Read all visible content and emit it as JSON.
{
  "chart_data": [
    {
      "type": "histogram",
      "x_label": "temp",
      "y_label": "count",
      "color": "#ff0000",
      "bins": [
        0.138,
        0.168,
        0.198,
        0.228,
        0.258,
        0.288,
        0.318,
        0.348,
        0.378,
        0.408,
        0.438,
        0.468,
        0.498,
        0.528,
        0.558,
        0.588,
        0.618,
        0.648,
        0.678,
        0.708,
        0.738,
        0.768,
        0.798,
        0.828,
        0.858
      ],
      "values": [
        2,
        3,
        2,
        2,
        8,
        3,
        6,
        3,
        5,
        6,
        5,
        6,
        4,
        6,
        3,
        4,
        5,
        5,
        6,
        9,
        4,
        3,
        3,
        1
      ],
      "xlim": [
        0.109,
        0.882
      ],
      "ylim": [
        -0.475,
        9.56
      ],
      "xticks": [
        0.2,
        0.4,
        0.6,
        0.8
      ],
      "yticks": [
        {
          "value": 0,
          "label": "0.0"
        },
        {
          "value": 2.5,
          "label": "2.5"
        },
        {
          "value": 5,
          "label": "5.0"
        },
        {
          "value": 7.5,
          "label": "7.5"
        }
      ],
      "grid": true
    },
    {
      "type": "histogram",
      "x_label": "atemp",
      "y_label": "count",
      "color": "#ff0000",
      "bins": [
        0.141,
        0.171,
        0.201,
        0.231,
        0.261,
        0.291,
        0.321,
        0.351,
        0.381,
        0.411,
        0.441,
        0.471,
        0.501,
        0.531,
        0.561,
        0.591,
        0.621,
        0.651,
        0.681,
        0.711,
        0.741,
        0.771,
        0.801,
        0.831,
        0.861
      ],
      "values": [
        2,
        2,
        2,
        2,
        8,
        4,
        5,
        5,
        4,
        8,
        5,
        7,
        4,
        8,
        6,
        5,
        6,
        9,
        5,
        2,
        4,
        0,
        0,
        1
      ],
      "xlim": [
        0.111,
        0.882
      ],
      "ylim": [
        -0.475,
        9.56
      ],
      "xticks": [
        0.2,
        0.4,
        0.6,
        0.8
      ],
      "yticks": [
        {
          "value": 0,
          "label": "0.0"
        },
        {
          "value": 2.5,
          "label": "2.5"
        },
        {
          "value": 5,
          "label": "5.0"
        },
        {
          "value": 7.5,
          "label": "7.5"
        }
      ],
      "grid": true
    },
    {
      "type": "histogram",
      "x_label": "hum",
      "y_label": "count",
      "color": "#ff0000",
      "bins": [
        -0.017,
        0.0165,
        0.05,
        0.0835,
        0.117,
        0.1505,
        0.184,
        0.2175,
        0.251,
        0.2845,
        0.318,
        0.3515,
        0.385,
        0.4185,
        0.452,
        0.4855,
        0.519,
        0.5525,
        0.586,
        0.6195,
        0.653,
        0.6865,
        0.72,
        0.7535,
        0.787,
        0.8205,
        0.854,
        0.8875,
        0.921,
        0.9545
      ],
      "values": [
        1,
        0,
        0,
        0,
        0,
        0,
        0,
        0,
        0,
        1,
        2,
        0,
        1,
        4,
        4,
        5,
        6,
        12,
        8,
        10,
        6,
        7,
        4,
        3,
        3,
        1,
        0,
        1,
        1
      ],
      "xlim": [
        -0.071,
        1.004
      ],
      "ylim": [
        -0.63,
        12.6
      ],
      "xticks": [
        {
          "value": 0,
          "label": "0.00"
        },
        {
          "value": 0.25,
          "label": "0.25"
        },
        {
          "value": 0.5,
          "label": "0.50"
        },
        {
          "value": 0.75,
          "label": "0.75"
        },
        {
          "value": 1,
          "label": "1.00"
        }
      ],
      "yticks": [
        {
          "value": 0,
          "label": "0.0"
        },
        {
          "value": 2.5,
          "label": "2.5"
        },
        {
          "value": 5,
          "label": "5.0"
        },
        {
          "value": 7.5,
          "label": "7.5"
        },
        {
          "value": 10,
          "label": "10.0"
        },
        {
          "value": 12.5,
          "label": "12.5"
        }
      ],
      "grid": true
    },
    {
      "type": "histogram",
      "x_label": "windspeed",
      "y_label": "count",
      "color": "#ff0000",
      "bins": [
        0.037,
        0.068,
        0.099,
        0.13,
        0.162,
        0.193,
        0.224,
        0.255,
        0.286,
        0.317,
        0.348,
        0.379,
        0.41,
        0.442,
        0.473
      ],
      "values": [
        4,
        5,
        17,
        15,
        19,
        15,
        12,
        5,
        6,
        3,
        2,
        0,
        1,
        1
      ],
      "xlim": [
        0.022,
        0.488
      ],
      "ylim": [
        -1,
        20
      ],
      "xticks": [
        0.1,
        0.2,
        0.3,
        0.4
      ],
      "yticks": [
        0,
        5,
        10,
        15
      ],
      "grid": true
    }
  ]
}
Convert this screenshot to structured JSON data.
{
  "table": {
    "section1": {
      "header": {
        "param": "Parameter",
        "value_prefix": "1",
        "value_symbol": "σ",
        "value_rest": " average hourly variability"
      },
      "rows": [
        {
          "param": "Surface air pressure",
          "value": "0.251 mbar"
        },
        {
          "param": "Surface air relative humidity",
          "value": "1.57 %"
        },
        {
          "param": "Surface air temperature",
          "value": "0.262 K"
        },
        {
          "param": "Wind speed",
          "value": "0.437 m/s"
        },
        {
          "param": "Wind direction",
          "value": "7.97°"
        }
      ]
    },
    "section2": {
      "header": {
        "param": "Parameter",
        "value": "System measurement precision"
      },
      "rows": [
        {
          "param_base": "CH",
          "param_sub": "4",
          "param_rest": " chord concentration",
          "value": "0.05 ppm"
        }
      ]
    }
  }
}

_Exercise_.
Pull every line containing "JSON" from the material above.

_Final result_.
Read all visible content and emit it as JSON.
Convert this screenshot to structured JSON data.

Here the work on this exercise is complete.